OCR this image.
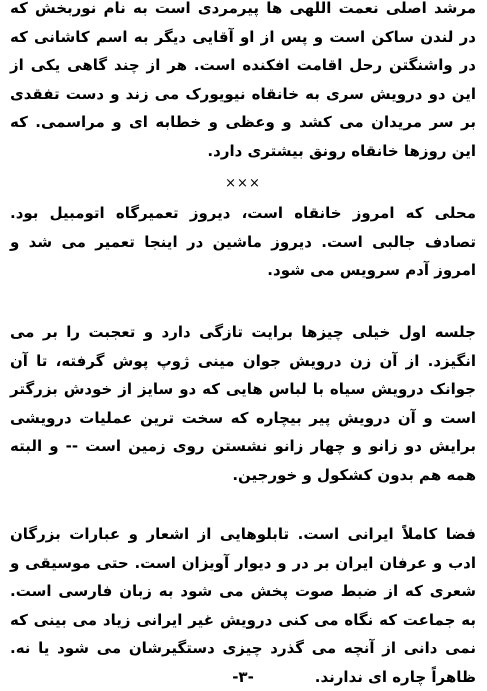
مرشد اصلی نعمت اللهی ها پیرمردی است به نام نوربخش که در لندن ساکن است و پس از او آقایی دیگر به اسم کاشانی که در واشنگتن رحل اقامت افکنده است. هر از چند گاهی یکی از این دو درویش سری به خانقاه نیویورک می زند و دست تفقدی بر سر مریدان می کشد و وعظی و خطابه ای و مراسمی. که این روزها خانقاه رونق بیشتری دارد.

×××

محلی که امروز خانقاه است، دیروز تعمیرگاه اتومبیل بود. تصادف جالبی است. دیروز ماشین در اینجا تعمیر می شد و امروز آدم سرویس می شود.

جلسه اول خیلی چیزها برایت تازگی دارد و تعجبت را بر می انگیزد. از آن زن درویش جوان مینی ژوپ پوش گرفته، تا آن جوانک درویش سیاه با لباس هایی که دو سایز از خودش بزرگتر است و آن درویش پیر بیچاره که سخت ترین عملیات درویشی برایش دو زانو و چهار زانو نشستن روی زمین است -- و البته همه هم بدون کشکول و خورجین.

فضا کاملاً ایرانی است. تابلوهایی از اشعار و عبارات بزرگان ادب و عرفان ایران بر در و دیوار آویزان است. حتی موسیقی و شعری که از ضبط صوت پخش می شود به زبان فارسی است. به جماعت که نگاه می کنی درویش غیر ایرانی زیاد می بینی که نمی دانی از آنچه می گذرد چیزی دستگیرشان می شود یا نه. ظاهراً چاره ای ندارند.

-۳-
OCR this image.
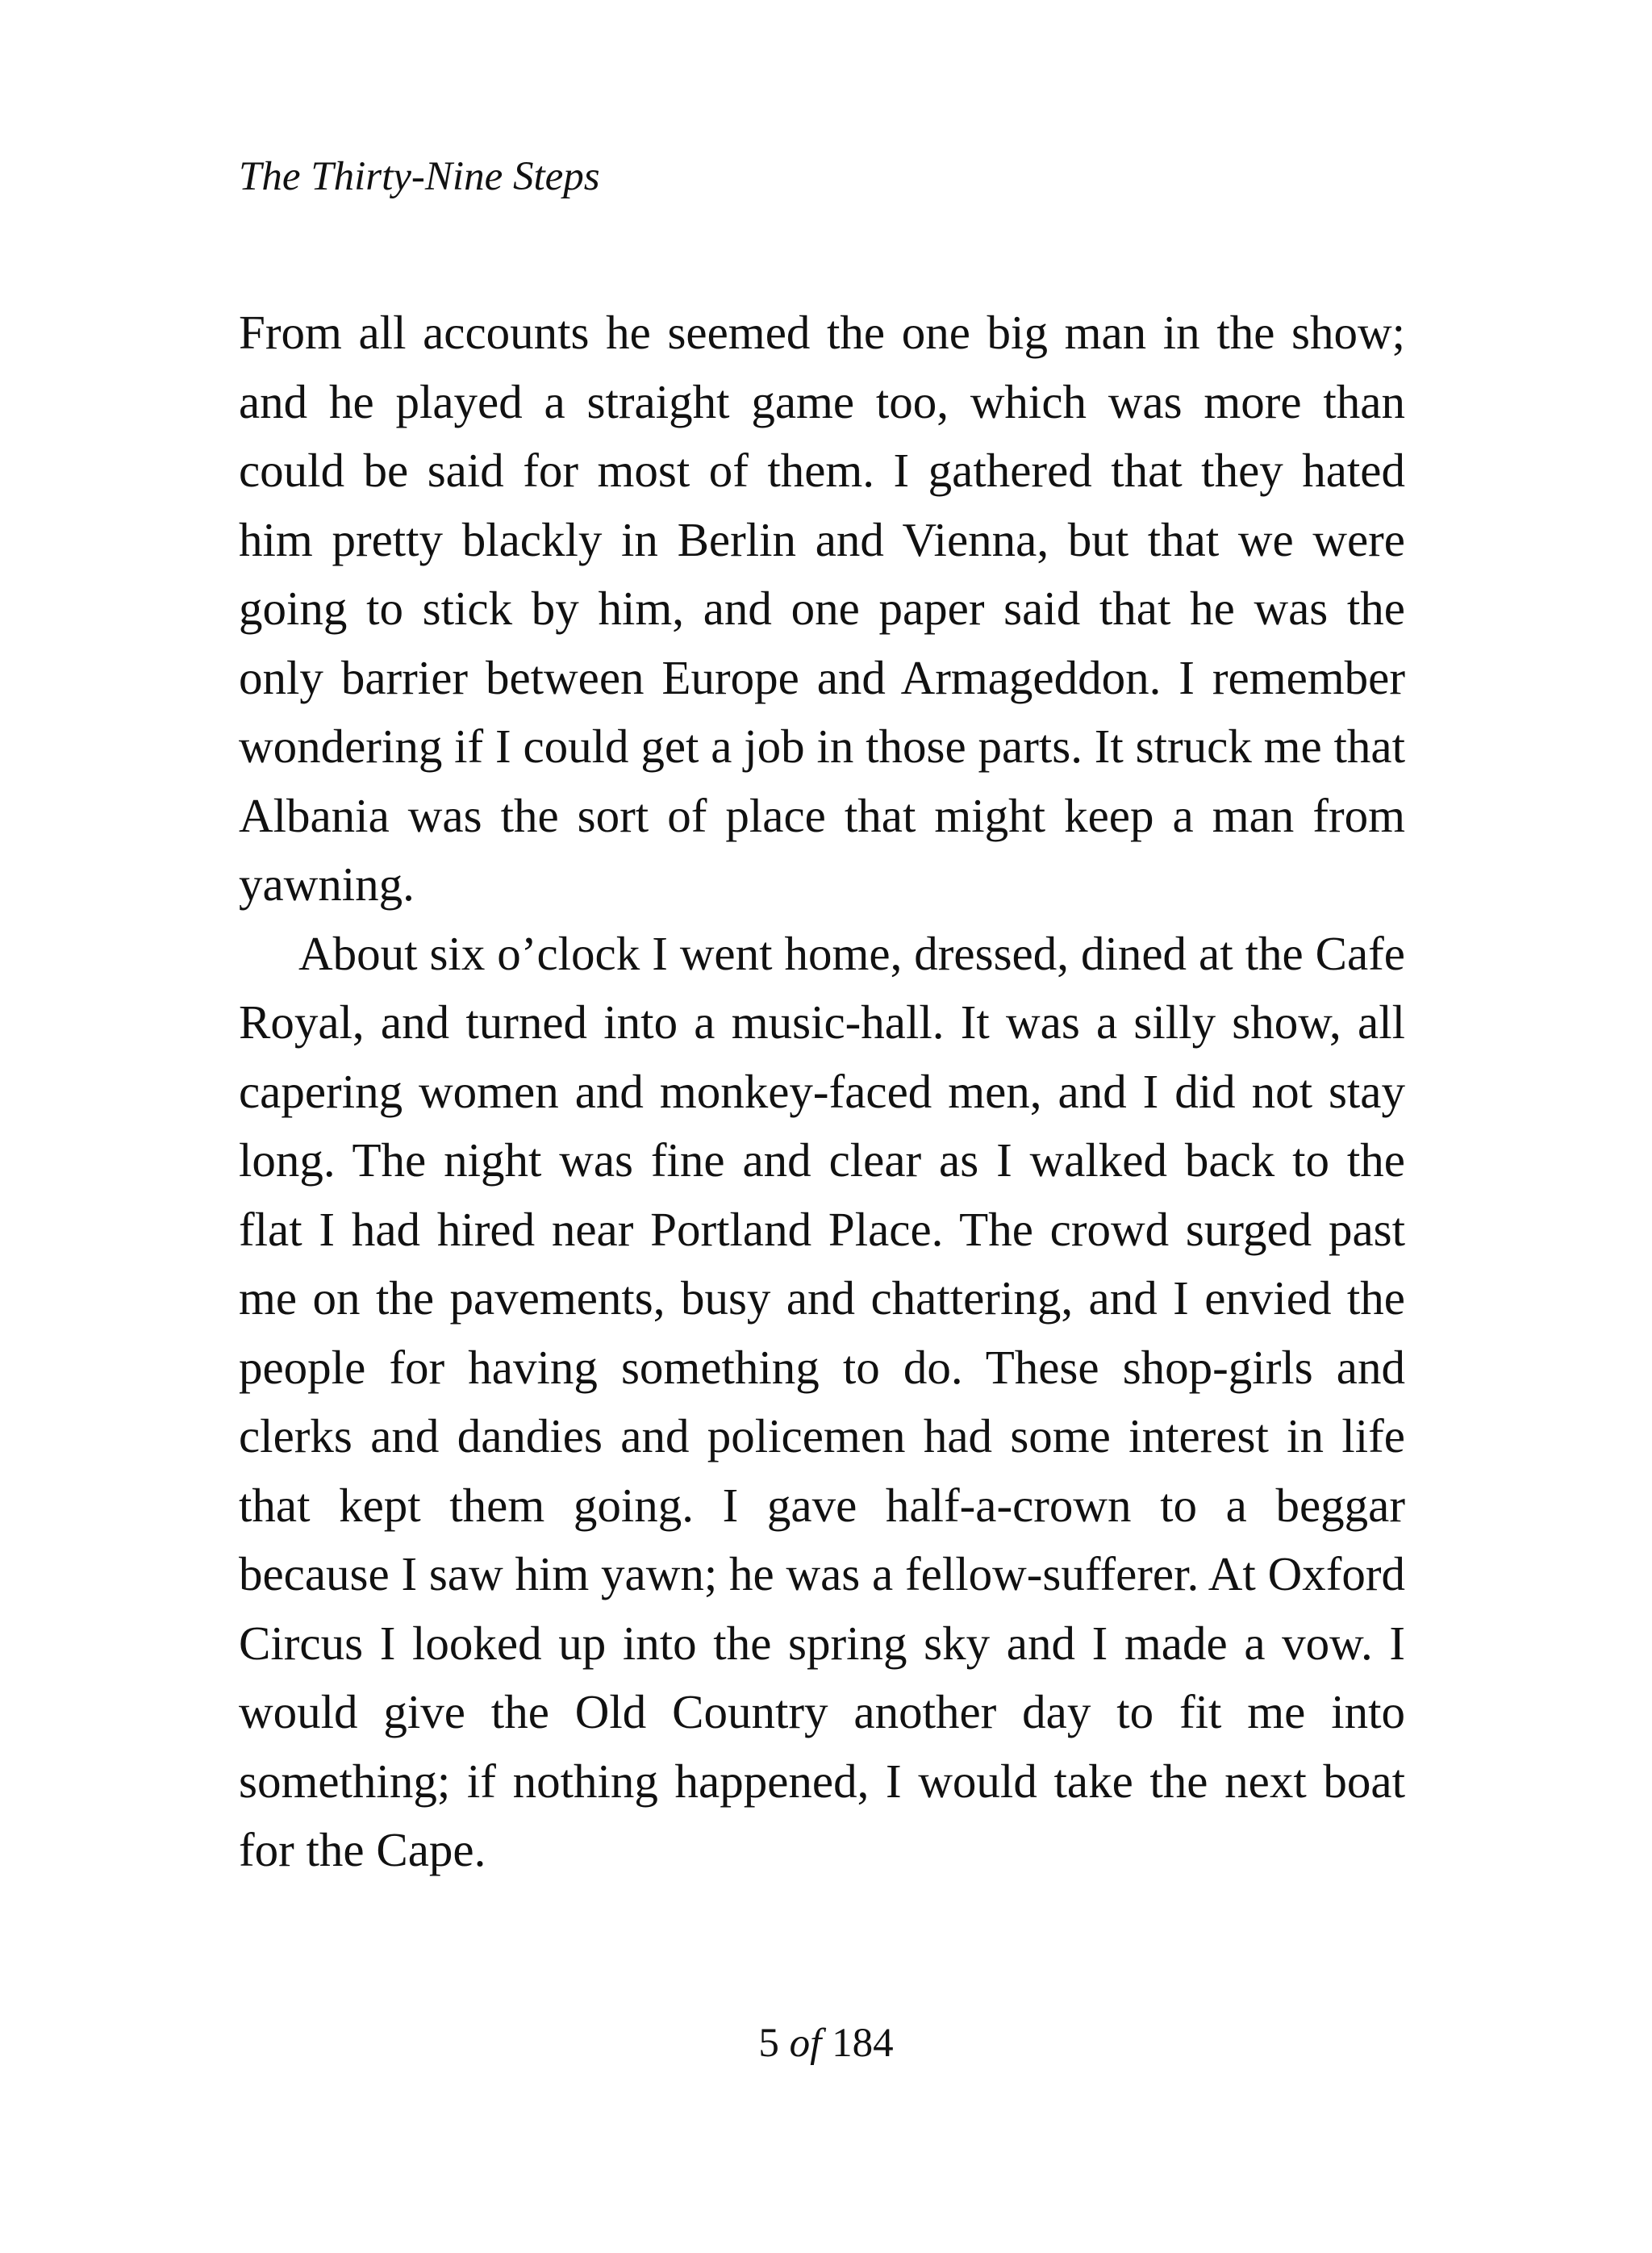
The Thirty-Nine Steps

From all accounts he seemed the one big man in the show; and he played a straight game too, which was more than could be said for most of them. I gathered that they hated him pretty blackly in Berlin and Vienna, but that we were going to stick by him, and one paper said that he was the only barrier between Europe and Armageddon. I remember wondering if I could get a job in those parts. It struck me that Albania was the sort of place that might keep a man from yawning.

About six o’clock I went home, dressed, dined at the Cafe Royal, and turned into a music-hall. It was a silly show, all capering women and monkey-faced men, and I did not stay long. The night was fine and clear as I walked back to the flat I had hired near Portland Place. The crowd surged past me on the pavements, busy and chattering, and I envied the people for having something to do. These shop-girls and clerks and dandies and policemen had some interest in life that kept them going. I gave half-a-crown to a beggar because I saw him yawn; he was a fellow-sufferer. At Oxford Circus I looked up into the spring sky and I made a vow. I would give the Old Country another day to fit me into something; if nothing happened, I would take the next boat for the Cape.

5 of 184
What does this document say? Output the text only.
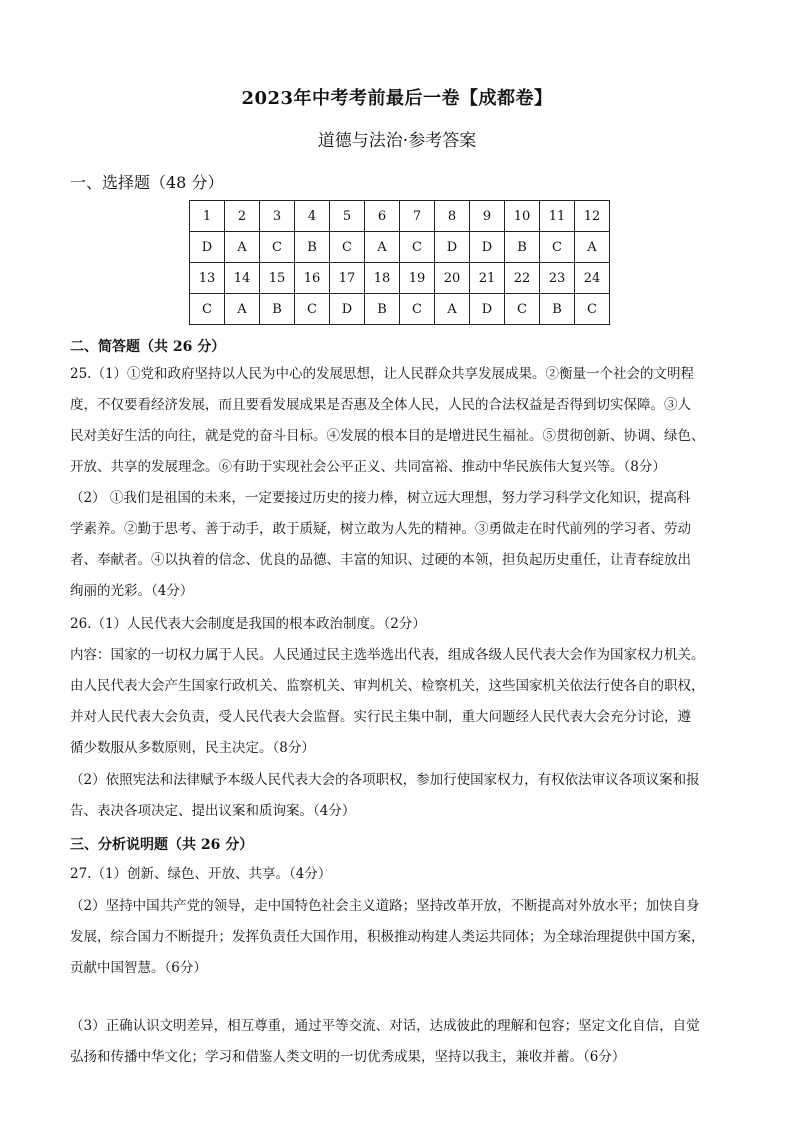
2023年中考考前最后一卷【成都卷】
道德与法治·参考答案
一、选择题（48 分）
1	2	3	4	5	6	7	8	9	10	11	12
D	A	C	B	C	A	C	D	D	B	C	A
13	14	15	16	17	18	19	20	21	22	23	24
C	A	B	C	D	B	C	A	D	C	B	C
二、简答题（共 26 分）
25.（1）①党和政府坚持以人民为中心的发展思想，让人民群众共享发展成果。②衡量一个社会的文明程
度，不仅要看经济发展，而且要看发展成果是否惠及全体人民，人民的合法权益是否得到切实保障。③人
民对美好生活的向往，就是党的奋斗目标。④发展的根本目的是增进民生福祉。⑤贯彻创新、协调、绿色、
开放、共享的发展理念。⑥有助于实现社会公平正义、共同富裕、推动中华民族伟大复兴等。（8分）
（2） ①我们是祖国的未来，一定要接过历史的接力棒，树立远大理想，努力学习科学文化知识，提高科
学素养。②勤于思考、善于动手，敢于质疑，树立敢为人先的精神。③勇做走在时代前列的学习者、劳动
者、奉献者。④以执着的信念、优良的品德、丰富的知识、过硬的本领，担负起历史重任，让青春绽放出
绚丽的光彩。（4分）
26.（1）人民代表大会制度是我国的根本政治制度。（2分）
内容：国家的一切权力属于人民。人民通过民主选举选出代表，组成各级人民代表大会作为国家权力机关。
由人民代表大会产生国家行政机关、监察机关、审判机关、检察机关，这些国家机关依法行使各自的职权，
并对人民代表大会负责，受人民代表大会监督。实行民主集中制，重大问题经人民代表大会充分讨论，遵
循少数服从多数原则，民主决定。（8分）
（2）依照宪法和法律赋予本级人民代表大会的各项职权，参加行使国家权力，有权依法审议各项议案和报
告、表决各项决定、提出议案和质询案。（4分）
三、分析说明题（共 26 分）
27.（1）创新、绿色、开放、共享。（4分）
（2）坚持中国共产党的领导，走中国特色社会主义道路；坚持改革开放，不断提高对外放水平；加快自身
发展，综合国力不断提升；发挥负责任大国作用，积极推动构建人类运共同体；为全球治理提供中国方案，
贡献中国智慧。（6分）
（3）正确认识文明差异，相互尊重，通过平等交流、对话，达成彼此的理解和包容；坚定文化自信，自觉
弘扬和传播中华文化；学习和借鉴人类文明的一切优秀成果，坚持以我主，兼收并蓄。（6分）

•••

Instructions for the task:
Search the listing for the string "دارد". Copy each line where it turns up.

Task solution:
مرشد اصلی نعمت اللهی ها پیرمردی است به نام نوربخش که در لندن ساکن است و پس از او آقایی دیگر به اسم کاشانی که در واشنگتن رحل اقامت افکنده است. هر از چند گاهی یکی از این دو درویش سری به خانقاه نیویورک می زند و دست تفقدی بر سر مریدان می کشد و وعظی و خطابه ای و مراسمی. که این روزها خانقاه رونق بیشتری دارد.
جلسه اول خیلی چیزها برایت تازگی دارد و تعجبت را بر می انگیزد. از آن زن درویش جوان مینی ژوپ پوش گرفته، تا آن جوانک درویش سیاه با لباس هایی که دو سایز از خودش بزرگتر است و آن درویش پیر بیچاره که سخت ترین عملیات درویشی برایش دو زانو و چهار زانو نشستن روی زمین است -- و البته همه هم بدون کشکول و خورجین.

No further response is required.